_Stated task:_ Reproduce the entire listing word for word.

_Data listing:_
********

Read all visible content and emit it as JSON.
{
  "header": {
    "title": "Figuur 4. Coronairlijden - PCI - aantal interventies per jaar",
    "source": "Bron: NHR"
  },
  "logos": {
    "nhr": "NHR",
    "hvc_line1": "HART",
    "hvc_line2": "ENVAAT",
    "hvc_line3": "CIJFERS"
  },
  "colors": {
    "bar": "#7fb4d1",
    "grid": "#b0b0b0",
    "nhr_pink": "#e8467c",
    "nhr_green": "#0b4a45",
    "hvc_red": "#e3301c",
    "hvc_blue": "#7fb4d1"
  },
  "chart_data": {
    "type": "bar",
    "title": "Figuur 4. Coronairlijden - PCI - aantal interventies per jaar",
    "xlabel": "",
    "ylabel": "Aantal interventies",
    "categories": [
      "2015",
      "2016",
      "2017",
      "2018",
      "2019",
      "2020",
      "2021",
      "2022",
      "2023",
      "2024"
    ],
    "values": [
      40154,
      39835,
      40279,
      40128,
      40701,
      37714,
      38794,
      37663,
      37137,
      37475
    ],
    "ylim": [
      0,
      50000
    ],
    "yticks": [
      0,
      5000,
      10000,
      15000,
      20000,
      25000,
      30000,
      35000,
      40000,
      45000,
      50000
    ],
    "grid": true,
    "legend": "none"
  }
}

********

_Completed task:_
Read all visible content and emit it as JSON.
{
  "header": {
    "title": "Figuur 4. Coronairlijden - PCI - aantal interventies per jaar",
    "source": "Bron: NHR"
  },
  "logos": {
    "nhr": "NHR",
    "hvc_line1": "HART",
    "hvc_line2": "ENVAAT",
    "hvc_line3": "CIJFERS"
  },
  "colors": {
    "bar": "#7fb4d1",
    "grid": "#b0b0b0",
    "nhr_pink": "#e8467c",
    "nhr_green": "#0b4a45",
    "hvc_red": "#e3301c",
    "hvc_blue": "#7fb4d1"
  },
  "chart_data": {
    "type": "bar",
    "title": "Figuur 4. Coronairlijden - PCI - aantal interventies per jaar",
    "xlabel": "",
    "ylabel": "Aantal interventies",
    "categories": [
      "2015",
      "2016",
      "2017",
      "2018",
      "2019",
      "2020",
      "2021",
      "2022",
      "2023",
      "2024"
    ],
    "values": [
      40154,
      39835,
      40279,
      40128,
      40701,
      37714,
      38794,
      37663,
      37137,
      37475
    ],
    "ylim": [
      0,
      50000
    ],
    "yticks": [
      0,
      5000,
      10000,
      15000,
      20000,
      25000,
      30000,
      35000,
      40000,
      45000,
      50000
    ],
    "grid": true,
    "legend": "none"
  }
}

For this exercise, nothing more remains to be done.